• Do this: Leaving out the pictures, retype all the material exactly.

• Data provided:
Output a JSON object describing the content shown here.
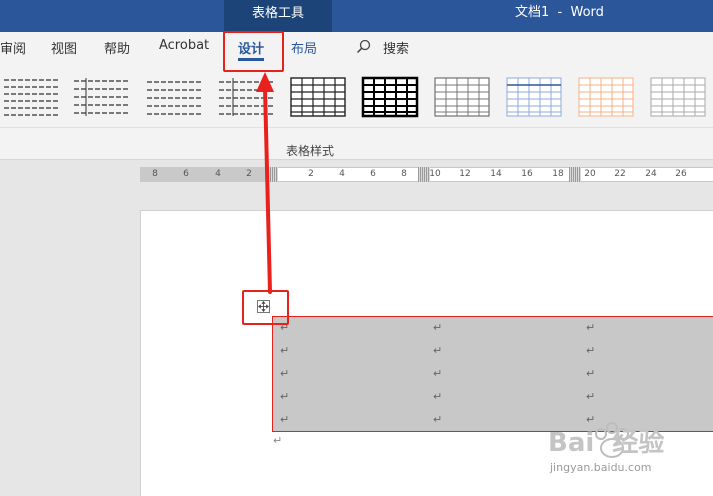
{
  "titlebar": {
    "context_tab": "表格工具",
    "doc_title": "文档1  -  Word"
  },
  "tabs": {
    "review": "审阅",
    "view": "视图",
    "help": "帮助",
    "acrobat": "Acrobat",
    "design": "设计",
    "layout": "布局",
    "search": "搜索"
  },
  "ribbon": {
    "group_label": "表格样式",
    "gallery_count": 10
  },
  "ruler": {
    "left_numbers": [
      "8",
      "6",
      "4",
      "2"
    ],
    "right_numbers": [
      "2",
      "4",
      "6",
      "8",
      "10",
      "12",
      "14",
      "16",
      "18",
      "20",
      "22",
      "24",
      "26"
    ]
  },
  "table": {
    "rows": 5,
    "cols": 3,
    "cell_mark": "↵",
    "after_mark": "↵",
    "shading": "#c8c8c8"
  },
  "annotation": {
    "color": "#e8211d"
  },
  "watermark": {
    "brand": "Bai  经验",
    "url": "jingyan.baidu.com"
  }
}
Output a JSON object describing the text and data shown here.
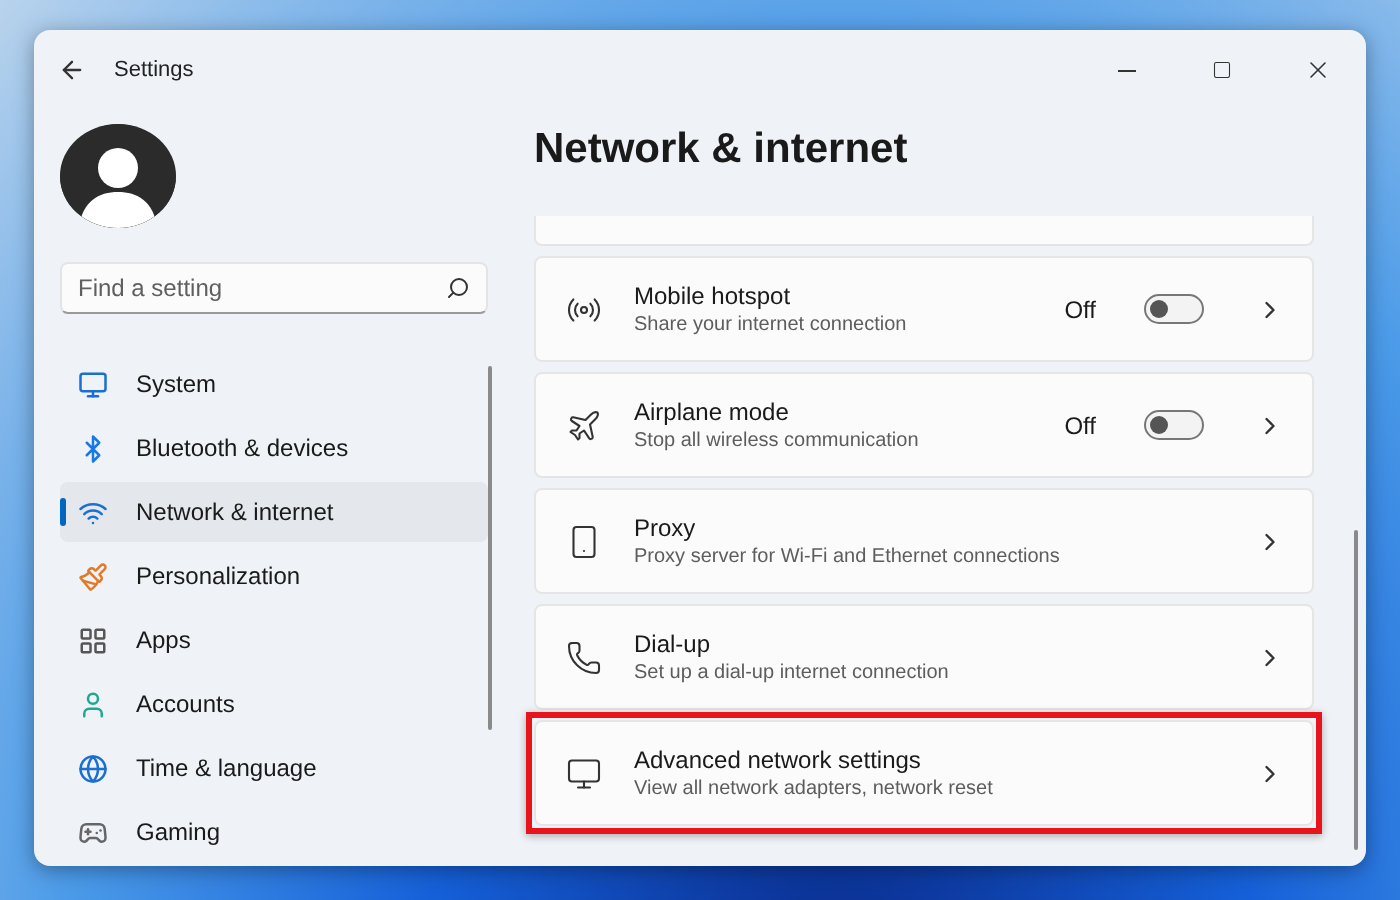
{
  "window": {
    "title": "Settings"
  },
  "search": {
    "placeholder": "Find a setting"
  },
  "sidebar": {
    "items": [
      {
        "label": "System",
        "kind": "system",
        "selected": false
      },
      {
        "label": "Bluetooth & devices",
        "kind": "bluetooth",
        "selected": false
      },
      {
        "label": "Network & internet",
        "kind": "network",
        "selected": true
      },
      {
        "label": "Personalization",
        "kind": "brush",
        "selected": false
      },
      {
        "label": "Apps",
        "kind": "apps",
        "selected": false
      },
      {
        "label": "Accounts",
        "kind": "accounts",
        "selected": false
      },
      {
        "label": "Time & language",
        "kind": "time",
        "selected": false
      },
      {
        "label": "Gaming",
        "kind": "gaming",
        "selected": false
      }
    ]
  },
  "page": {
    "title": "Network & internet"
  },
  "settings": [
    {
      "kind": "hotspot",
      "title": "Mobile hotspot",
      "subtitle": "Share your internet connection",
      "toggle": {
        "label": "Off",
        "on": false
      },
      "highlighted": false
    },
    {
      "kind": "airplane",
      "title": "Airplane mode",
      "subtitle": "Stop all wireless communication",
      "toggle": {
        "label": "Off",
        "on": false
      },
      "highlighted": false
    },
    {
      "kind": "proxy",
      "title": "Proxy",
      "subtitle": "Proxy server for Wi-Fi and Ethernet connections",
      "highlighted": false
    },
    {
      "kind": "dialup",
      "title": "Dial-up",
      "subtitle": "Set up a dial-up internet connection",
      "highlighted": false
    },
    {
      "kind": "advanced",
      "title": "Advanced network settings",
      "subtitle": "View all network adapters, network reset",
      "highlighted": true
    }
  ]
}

• Final result:
Output a JSON object describing the content shown here.
{
  "titlebar": {
    "context_tab": "表格工具",
    "doc_title": "文档1  -  Word"
  },
  "tabs": {
    "review": "审阅",
    "view": "视图",
    "help": "帮助",
    "acrobat": "Acrobat",
    "design": "设计",
    "layout": "布局",
    "search": "搜索"
  },
  "ribbon": {
    "group_label": "表格样式",
    "gallery_count": 10
  },
  "ruler": {
    "left_numbers": [
      "8",
      "6",
      "4",
      "2"
    ],
    "right_numbers": [
      "2",
      "4",
      "6",
      "8",
      "10",
      "12",
      "14",
      "16",
      "18",
      "20",
      "22",
      "24",
      "26"
    ]
  },
  "table": {
    "rows": 5,
    "cols": 3,
    "cell_mark": "↵",
    "after_mark": "↵",
    "shading": "#c8c8c8"
  },
  "annotation": {
    "color": "#e8211d"
  },
  "watermark": {
    "brand": "Bai  经验",
    "url": "jingyan.baidu.com"
  }
}
Output a JSON object describing the text and data shown here.
{
  "window": {
    "title": "Settings"
  },
  "search": {
    "placeholder": "Find a setting"
  },
  "sidebar": {
    "items": [
      {
        "label": "System",
        "kind": "system",
        "selected": false
      },
      {
        "label": "Bluetooth & devices",
        "kind": "bluetooth",
        "selected": false
      },
      {
        "label": "Network & internet",
        "kind": "network",
        "selected": true
      },
      {
        "label": "Personalization",
        "kind": "brush",
        "selected": false
      },
      {
        "label": "Apps",
        "kind": "apps",
        "selected": false
      },
      {
        "label": "Accounts",
        "kind": "accounts",
        "selected": false
      },
      {
        "label": "Time & language",
        "kind": "time",
        "selected": false
      },
      {
        "label": "Gaming",
        "kind": "gaming",
        "selected": false
      }
    ]
  },
  "page": {
    "title": "Network & internet"
  },
  "settings": [
    {
      "kind": "hotspot",
      "title": "Mobile hotspot",
      "subtitle": "Share your internet connection",
      "toggle": {
        "label": "Off",
        "on": false
      },
      "highlighted": false
    },
    {
      "kind": "airplane",
      "title": "Airplane mode",
      "subtitle": "Stop all wireless communication",
      "toggle": {
        "label": "Off",
        "on": false
      },
      "highlighted": false
    },
    {
      "kind": "proxy",
      "title": "Proxy",
      "subtitle": "Proxy server for Wi-Fi and Ethernet connections",
      "highlighted": false
    },
    {
      "kind": "dialup",
      "title": "Dial-up",
      "subtitle": "Set up a dial-up internet connection",
      "highlighted": false
    },
    {
      "kind": "advanced",
      "title": "Advanced network settings",
      "subtitle": "View all network adapters, network reset",
      "highlighted": true
    }
  ]
}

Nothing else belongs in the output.